→ **Image-based layout entries**:
--

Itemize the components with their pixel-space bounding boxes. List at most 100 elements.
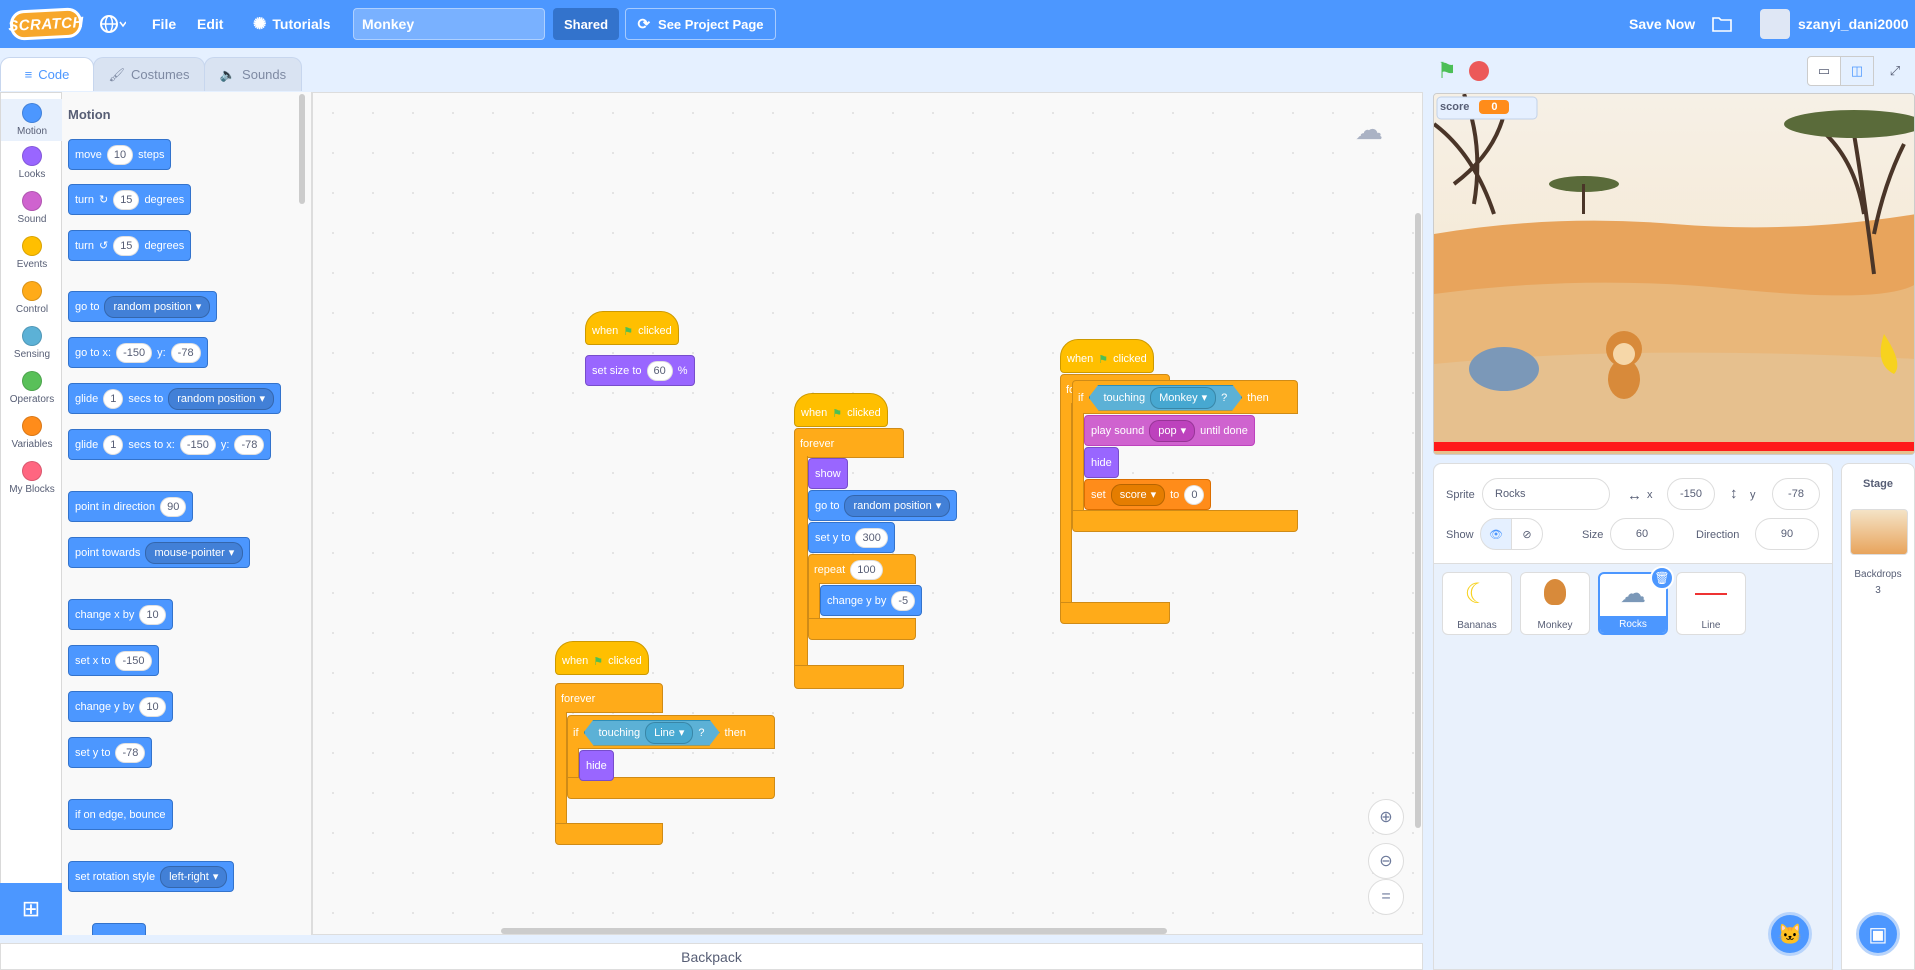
file-menu[interactable]: File xyxy=(152,0,176,48)
block-go-to-xy[interactable]: go to x: -150 y: -78 xyxy=(68,337,208,368)
category-looks[interactable]: Looks xyxy=(1,146,63,180)
direction-input[interactable]: 90 xyxy=(1755,518,1819,550)
category-my-blocks[interactable]: My Blocks xyxy=(1,461,63,495)
save-now-button[interactable]: Save Now xyxy=(1629,0,1695,48)
y-label: y xyxy=(1750,489,1756,501)
go-to-block[interactable]: go to random position ▾ xyxy=(808,490,958,521)
play-sound-block[interactable]: play sound pop ▾ until done xyxy=(1084,415,1255,446)
looks-dot-icon xyxy=(22,146,42,166)
when-flag-clicked-block[interactable]: when ⚑ clicked xyxy=(1060,339,1154,373)
block-point-in-direction[interactable]: point in direction 90 xyxy=(68,491,194,522)
block-go-to[interactable]: go to random position ▾ xyxy=(68,291,218,322)
script-workspace[interactable]: ☁ when ⚑ clicked set size to 60% when ⚑ click… xyxy=(312,92,1423,935)
sprite-tile-line[interactable]: Line xyxy=(1676,572,1746,635)
forever-arm xyxy=(1060,403,1072,603)
forever-footer xyxy=(555,823,663,845)
category-events[interactable]: Events xyxy=(1,236,63,270)
when-flag-clicked-block[interactable]: when ⚑ clicked xyxy=(794,393,888,427)
large-stage-icon[interactable]: ◫ xyxy=(1840,56,1874,86)
direction-label: Direction xyxy=(1696,529,1740,541)
small-stage-icon[interactable]: ▭ xyxy=(1807,56,1841,86)
when-flag-clicked-block[interactable]: when ⚑ clicked xyxy=(555,641,649,675)
add-extension-button[interactable]: ⊞ xyxy=(0,883,62,935)
block-set-y[interactable]: set y to -78 xyxy=(68,737,153,768)
workspace-vscrollbar[interactable] xyxy=(1415,213,1421,828)
if-label: if touching Line ▾? then xyxy=(567,717,752,748)
my-stuff-folder-icon[interactable] xyxy=(1712,0,1732,48)
category-operators[interactable]: Operators xyxy=(1,371,63,405)
tab-code[interactable]: ≡ Code xyxy=(0,57,94,91)
block-partial[interactable] xyxy=(92,923,146,935)
control-dot-icon xyxy=(22,281,42,301)
change-y-block[interactable]: change y by -5 xyxy=(820,585,923,616)
edit-menu[interactable]: Edit xyxy=(197,0,223,48)
scratch-logo[interactable]: SCRATCH xyxy=(8,7,84,41)
zoom-reset-icon[interactable]: = xyxy=(1368,879,1404,915)
forever-label: forever xyxy=(800,437,835,450)
username[interactable]: szanyi_dani2000 xyxy=(1798,0,1909,48)
delete-sprite-icon[interactable]: 🗑 xyxy=(1650,566,1674,590)
stage-selector[interactable]: Stage Backdrops 3 ▣ xyxy=(1841,463,1915,970)
category-variables[interactable]: Variables xyxy=(1,416,63,450)
sprite-tile-monkey[interactable]: Monkey xyxy=(1520,572,1590,635)
block-set-x[interactable]: set x to -150 xyxy=(68,645,159,676)
stage-canvas[interactable]: score 0 xyxy=(1433,93,1915,455)
block-move-steps[interactable]: move 10 steps xyxy=(68,139,172,170)
backpack[interactable]: Backpack xyxy=(0,943,1423,970)
palette-scrollbar[interactable] xyxy=(299,94,305,204)
green-flag-icon[interactable]: ⚑ xyxy=(1437,58,1457,84)
block-change-x[interactable]: change x by 10 xyxy=(68,599,173,630)
size-label: Size xyxy=(1582,529,1604,541)
avatar[interactable] xyxy=(1760,9,1790,39)
image-icon: ▣ xyxy=(1868,923,1888,946)
block-change-y[interactable]: change y by 10 xyxy=(68,691,173,722)
set-variable-block[interactable]: set score ▾ to 0 xyxy=(1084,479,1212,510)
zoom-in-icon[interactable]: ⊕ xyxy=(1368,799,1404,835)
stop-icon[interactable] xyxy=(1469,61,1489,81)
x-input[interactable]: -150 xyxy=(1667,478,1715,510)
hide-block[interactable]: hide xyxy=(1084,447,1119,478)
tab-costumes[interactable]: 🖌 Costumes xyxy=(93,57,205,91)
category-sound[interactable]: Sound xyxy=(1,191,63,225)
tab-sounds[interactable]: 🔈 Sounds xyxy=(204,57,302,91)
size-input[interactable]: 60 xyxy=(1610,518,1674,550)
zoom-out-icon[interactable]: ⊖ xyxy=(1368,843,1404,879)
choose-sprite-button[interactable]: 🐱 xyxy=(1768,912,1812,956)
block-glide-to[interactable]: glide 1 secs to random position ▾ xyxy=(68,383,282,414)
show-hidden-icon[interactable]: ⊘ xyxy=(1511,518,1543,550)
choose-backdrop-button[interactable]: ▣ xyxy=(1856,912,1900,956)
block-rotation-style[interactable]: set rotation style left-right ▾ xyxy=(68,861,235,892)
green-flag-icon: ⚑ xyxy=(1098,353,1109,366)
when-flag-clicked-block[interactable]: when ⚑ clicked xyxy=(585,311,679,345)
hide-block[interactable]: hide xyxy=(579,750,614,781)
shared-button[interactable]: Shared xyxy=(553,8,619,40)
see-project-page-button[interactable]: ⟳ See Project Page xyxy=(625,8,776,40)
sprite-pane: Sprite Rocks ↔ x -150 ↕ y -78 Show 👁 ⊘ S… xyxy=(1433,463,1833,970)
sprite-tile-rocks[interactable]: ☁ Rocks 🗑 xyxy=(1598,566,1674,635)
y-input[interactable]: -78 xyxy=(1772,478,1820,510)
category-motion[interactable]: Motion xyxy=(1,99,63,141)
block-glide-to-xy[interactable]: glide 1 secs to x: -150 y: -78 xyxy=(68,429,272,460)
set-y-block[interactable]: set y to 300 xyxy=(808,522,895,553)
language-icon[interactable] xyxy=(100,0,126,48)
line-icon xyxy=(1695,593,1727,595)
category-menu: Motion Looks Sound Events Control Sensin… xyxy=(0,92,63,935)
forever-footer xyxy=(794,665,904,689)
category-sensing[interactable]: Sensing xyxy=(1,326,63,360)
set-size-block[interactable]: set size to 60% xyxy=(585,355,695,386)
if-arm xyxy=(567,748,579,778)
tutorials-menu[interactable]: ✺ Tutorials xyxy=(253,0,330,48)
sprite-name-input[interactable]: Rocks xyxy=(1482,478,1610,510)
show-block[interactable]: show xyxy=(808,458,848,489)
block-bounce[interactable]: if on edge, bounce xyxy=(68,799,173,830)
workspace-hscrollbar[interactable] xyxy=(501,928,1167,934)
sprite-tile-bananas[interactable]: ☾ Bananas xyxy=(1442,572,1512,635)
block-turn-right[interactable]: turn ↻ 15 degrees xyxy=(68,184,192,215)
block-turn-left[interactable]: turn ↺ 15 degrees xyxy=(68,230,192,261)
sprite-name-label: Sprite xyxy=(1446,489,1475,501)
category-control[interactable]: Control xyxy=(1,281,63,315)
project-title-input[interactable]: Monkey xyxy=(353,8,545,40)
block-point-towards[interactable]: point towards mouse-pointer ▾ xyxy=(68,537,251,568)
show-visible-icon[interactable]: 👁 xyxy=(1480,518,1512,550)
fullscreen-icon[interactable]: ⤢ xyxy=(1880,56,1910,86)
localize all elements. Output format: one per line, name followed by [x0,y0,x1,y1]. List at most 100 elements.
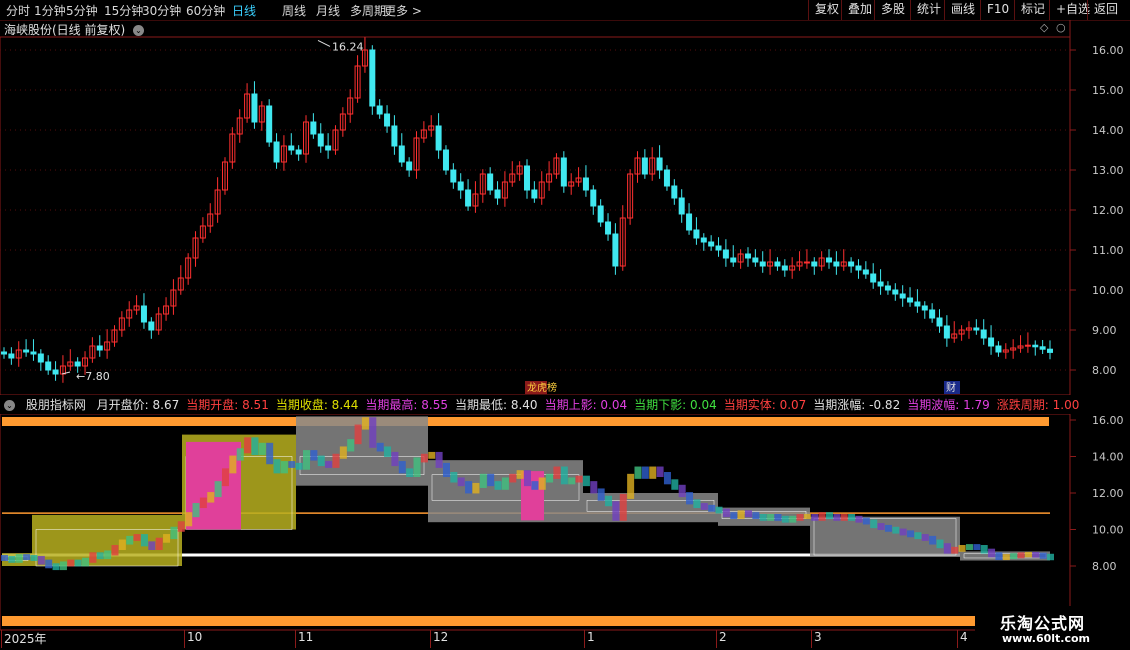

--

→ **Task goal**: Write out every line of the entries above as a numbered list, skipping blank lines and leaving out the pictures.

→ **Task solution**:
1. Itemize the components with their pixel-space bounding boxes. List at most 100 elements.
2. file-menu[interactable]: File xyxy=(152,0,176,48)
3. block-go-to-xy[interactable]: go to x: -150 y: -78 xyxy=(68,337,208,368)
4. category-looks[interactable]: Looks xyxy=(1,146,63,180)
5. direction-input[interactable]: 90 xyxy=(1755,518,1819,550)
6. category-my-blocks[interactable]: My Blocks xyxy=(1,461,63,495)
7. save-now-button[interactable]: Save Now xyxy=(1629,0,1695,48)
8. y-label: y xyxy=(1750,489,1756,501)
9. go-to-block[interactable]: go to random position ▾ xyxy=(808,490,958,521)
10. play-sound-block[interactable]: play sound pop ▾ until done xyxy=(1084,415,1255,446)
11. looks-dot-icon xyxy=(22,146,42,166)
12. when-flag-clicked-block[interactable]: when ⚑ clicked xyxy=(1060,339,1154,373)
13. block-point-in-direction[interactable]: point in direction 90 xyxy=(68,491,194,522)
14. block-go-to[interactable]: go to random position ▾ xyxy=(68,291,218,322)
15. script-workspace[interactable]: ☁ when ⚑ clicked set size to 60% when ⚑ click… xyxy=(312,92,1423,935)
16. sprite-tile-line[interactable]: Line xyxy=(1676,572,1746,635)
17. forever-arm xyxy=(1060,403,1072,603)
18. forever-footer xyxy=(555,823,663,845)
19. category-events[interactable]: Events xyxy=(1,236,63,270)
20. when-flag-clicked-block[interactable]: when ⚑ clicked xyxy=(794,393,888,427)
21. large-stage-icon[interactable]: ◫ xyxy=(1840,56,1874,86)
22. direction-label: Direction xyxy=(1696,529,1740,541)
23. small-stage-icon[interactable]: ▭ xyxy=(1807,56,1841,86)
24. when-flag-clicked-block[interactable]: when ⚑ clicked xyxy=(555,641,649,675)
25. add-extension-button[interactable]: ⊞ xyxy=(0,883,62,935)
26. block-set-y[interactable]: set y to -78 xyxy=(68,737,153,768)
27. workspace-vscrollbar[interactable] xyxy=(1415,213,1421,828)
28. if-label: if touching Line ▾? then xyxy=(567,717,752,748)
29. my-stuff-folder-icon[interactable] xyxy=(1712,0,1732,48)
30. category-operators[interactable]: Operators xyxy=(1,371,63,405)
31. tab-code[interactable]: ≡ Code xyxy=(0,57,94,91)
32. block-partial[interactable] xyxy=(92,923,146,935)
33. control-dot-icon xyxy=(22,281,42,301)
34. change-y-block[interactable]: change y by -5 xyxy=(820,585,923,616)
35. edit-menu[interactable]: Edit xyxy=(197,0,223,48)
36. scratch-logo[interactable]: SCRATCH xyxy=(8,7,84,41)
37. zoom-reset-icon[interactable]: = xyxy=(1368,879,1404,915)
38. forever-label: forever xyxy=(800,437,835,450)
39. username[interactable]: szanyi_dani2000 xyxy=(1798,0,1909,48)
40. delete-sprite-icon[interactable]: 🗑 xyxy=(1650,566,1674,590)
41. stage-selector[interactable]: Stage Backdrops 3 ▣ xyxy=(1841,463,1915,970)
42. category-variables[interactable]: Variables xyxy=(1,416,63,450)
43. sprite-tile-monkey[interactable]: Monkey xyxy=(1520,572,1590,635)
44. block-set-x[interactable]: set x to -150 xyxy=(68,645,159,676)
45. stage-canvas[interactable]: score 0 xyxy=(1433,93,1915,455)
46. block-move-steps[interactable]: move 10 steps xyxy=(68,139,172,170)
47. backpack[interactable]: Backpack xyxy=(0,943,1423,970)
48. palette-scrollbar[interactable] xyxy=(299,94,305,204)
49. green-flag-icon[interactable]: ⚑ xyxy=(1437,58,1457,84)
50. block-change-x[interactable]: change x by 10 xyxy=(68,599,173,630)
51. size-label: Size xyxy=(1582,529,1604,541)
52. avatar[interactable] xyxy=(1760,9,1790,39)
53. image-icon: ▣ xyxy=(1868,923,1888,946)
54. block-change-y[interactable]: change y by 10 xyxy=(68,691,173,722)
55. set-variable-block[interactable]: set score ▾ to 0 xyxy=(1084,479,1212,510)
56. zoom-in-icon[interactable]: ⊕ xyxy=(1368,799,1404,835)
57. stop-icon[interactable] xyxy=(1469,61,1489,81)
58. x-input[interactable]: -150 xyxy=(1667,478,1715,510)
59. hide-block[interactable]: hide xyxy=(1084,447,1119,478)
60. tab-costumes[interactable]: 🖌 Costumes xyxy=(93,57,205,91)
61. category-sound[interactable]: Sound xyxy=(1,191,63,225)
62. tab-sounds[interactable]: 🔈 Sounds xyxy=(204,57,302,91)
63. size-input[interactable]: 60 xyxy=(1610,518,1674,550)
64. zoom-out-icon[interactable]: ⊖ xyxy=(1368,843,1404,879)
65. choose-sprite-button[interactable]: 🐱 xyxy=(1768,912,1812,956)
66. block-glide-to[interactable]: glide 1 secs to random position ▾ xyxy=(68,383,282,414)
67. show-hidden-icon[interactable]: ⊘ xyxy=(1511,518,1543,550)
68. choose-backdrop-button[interactable]: ▣ xyxy=(1856,912,1900,956)
69. block-rotation-style[interactable]: set rotation style left-right ▾ xyxy=(68,861,235,892)
70. green-flag-icon: ⚑ xyxy=(1098,353,1109,366)
71. when-flag-clicked-block[interactable]: when ⚑ clicked xyxy=(585,311,679,345)
72. hide-block[interactable]: hide xyxy=(579,750,614,781)
73. shared-button[interactable]: Shared xyxy=(553,8,619,40)
74. see-project-page-button[interactable]: ⟳ See Project Page xyxy=(625,8,776,40)
75. sprite-pane: Sprite Rocks ↔ x -150 ↕ y -78 Show 👁 ⊘ S… xyxy=(1433,463,1833,970)
76. sprite-tile-rocks[interactable]: ☁ Rocks 🗑 xyxy=(1598,566,1674,635)
77. y-input[interactable]: -78 xyxy=(1772,478,1820,510)
78. category-motion[interactable]: Motion xyxy=(1,99,63,141)
79. block-glide-to-xy[interactable]: glide 1 secs to x: -150 y: -78 xyxy=(68,429,272,460)
80. set-y-block[interactable]: set y to 300 xyxy=(808,522,895,553)
81. language-icon[interactable] xyxy=(100,0,126,48)
82. line-icon xyxy=(1695,593,1727,595)
83. category-menu: Motion Looks Sound Events Control Sensin… xyxy=(0,92,63,935)
84. forever-footer xyxy=(794,665,904,689)
85. category-sensing[interactable]: Sensing xyxy=(1,326,63,360)
86. set-size-block[interactable]: set size to 60% xyxy=(585,355,695,386)
87. if-arm xyxy=(567,748,579,778)
88. tutorials-menu[interactable]: ✺ Tutorials xyxy=(253,0,330,48)
89. sprite-name-input[interactable]: Rocks xyxy=(1482,478,1610,510)
90. show-block[interactable]: show xyxy=(808,458,848,489)
91. block-bounce[interactable]: if on edge, bounce xyxy=(68,799,173,830)
92. workspace-hscrollbar[interactable] xyxy=(501,928,1167,934)
93. sprite-tile-bananas[interactable]: ☾ Bananas xyxy=(1442,572,1512,635)
94. block-turn-right[interactable]: turn ↻ 15 degrees xyxy=(68,184,192,215)
95. block-turn-left[interactable]: turn ↺ 15 degrees xyxy=(68,230,192,261)
96. sprite-name-label: Sprite xyxy=(1446,489,1475,501)
97. category-control[interactable]: Control xyxy=(1,281,63,315)
98. project-title-input[interactable]: Monkey xyxy=(353,8,545,40)
99. block-point-towards[interactable]: point towards mouse-pointer ▾ xyxy=(68,537,251,568)
100. show-visible-icon[interactable]: 👁 xyxy=(1480,518,1512,550)
101. fullscreen-icon[interactable]: ⤢ xyxy=(1880,56,1910,86)
102. localize all elements. Output format: one per line, name followed by [x0,y0,x1,y1]. List at most 100 elements.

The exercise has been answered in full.